Items stored from a collection:
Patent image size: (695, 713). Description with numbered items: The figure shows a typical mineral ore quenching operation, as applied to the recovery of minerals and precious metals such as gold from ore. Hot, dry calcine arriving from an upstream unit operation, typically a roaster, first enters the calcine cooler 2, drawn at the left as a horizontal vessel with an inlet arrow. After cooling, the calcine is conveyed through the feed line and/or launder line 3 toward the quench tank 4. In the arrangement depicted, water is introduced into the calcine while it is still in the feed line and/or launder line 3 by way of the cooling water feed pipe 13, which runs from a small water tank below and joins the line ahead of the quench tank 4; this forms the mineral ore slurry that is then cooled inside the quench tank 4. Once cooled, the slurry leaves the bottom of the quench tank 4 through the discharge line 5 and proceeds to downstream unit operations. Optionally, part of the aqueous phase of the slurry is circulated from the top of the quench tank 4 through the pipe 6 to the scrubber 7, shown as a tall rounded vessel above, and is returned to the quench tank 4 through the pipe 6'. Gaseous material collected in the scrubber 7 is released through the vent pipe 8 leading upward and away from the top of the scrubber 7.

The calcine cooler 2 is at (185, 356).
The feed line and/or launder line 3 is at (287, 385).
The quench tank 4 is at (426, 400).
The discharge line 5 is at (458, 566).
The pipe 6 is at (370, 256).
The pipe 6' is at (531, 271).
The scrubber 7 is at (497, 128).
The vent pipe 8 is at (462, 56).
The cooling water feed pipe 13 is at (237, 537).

__OBJECTIVE__.
Reproduce every line of the items above verbatim, with no changes.

__EXPECTED OUTPUT__.
Patent image size: (695, 713). Description with numbered items: The figure shows a typical mineral ore quenching operation, as applied to the recovery of minerals and precious metals such as gold from ore. Hot, dry calcine arriving from an upstream unit operation, typically a roaster, first enters the calcine cooler 2, drawn at the left as a horizontal vessel with an inlet arrow. After cooling, the calcine is conveyed through the feed line and/or launder line 3 toward the quench tank 4. In the arrangement depicted, water is introduced into the calcine while it is still in the feed line and/or launder line 3 by way of the cooling water feed pipe 13, which runs from a small water tank below and joins the line ahead of the quench tank 4; this forms the mineral ore slurry that is then cooled inside the quench tank 4. Once cooled, the slurry leaves the bottom of the quench tank 4 through the discharge line 5 and proceeds to downstream unit operations. Optionally, part of the aqueous phase of the slurry is circulated from the top of the quench tank 4 through the pipe 6 to the scrubber 7, shown as a tall rounded vessel above, and is returned to the quench tank 4 through the pipe 6'. Gaseous material collected in the scrubber 7 is released through the vent pipe 8 leading upward and away from the top of the scrubber 7.

The calcine cooler 2 is at (185, 356).
The feed line and/or launder line 3 is at (287, 385).
The quench tank 4 is at (426, 400).
The discharge line 5 is at (458, 566).
The pipe 6 is at (370, 256).
The pipe 6' is at (531, 271).
The scrubber 7 is at (497, 128).
The vent pipe 8 is at (462, 56).
The cooling water feed pipe 13 is at (237, 537).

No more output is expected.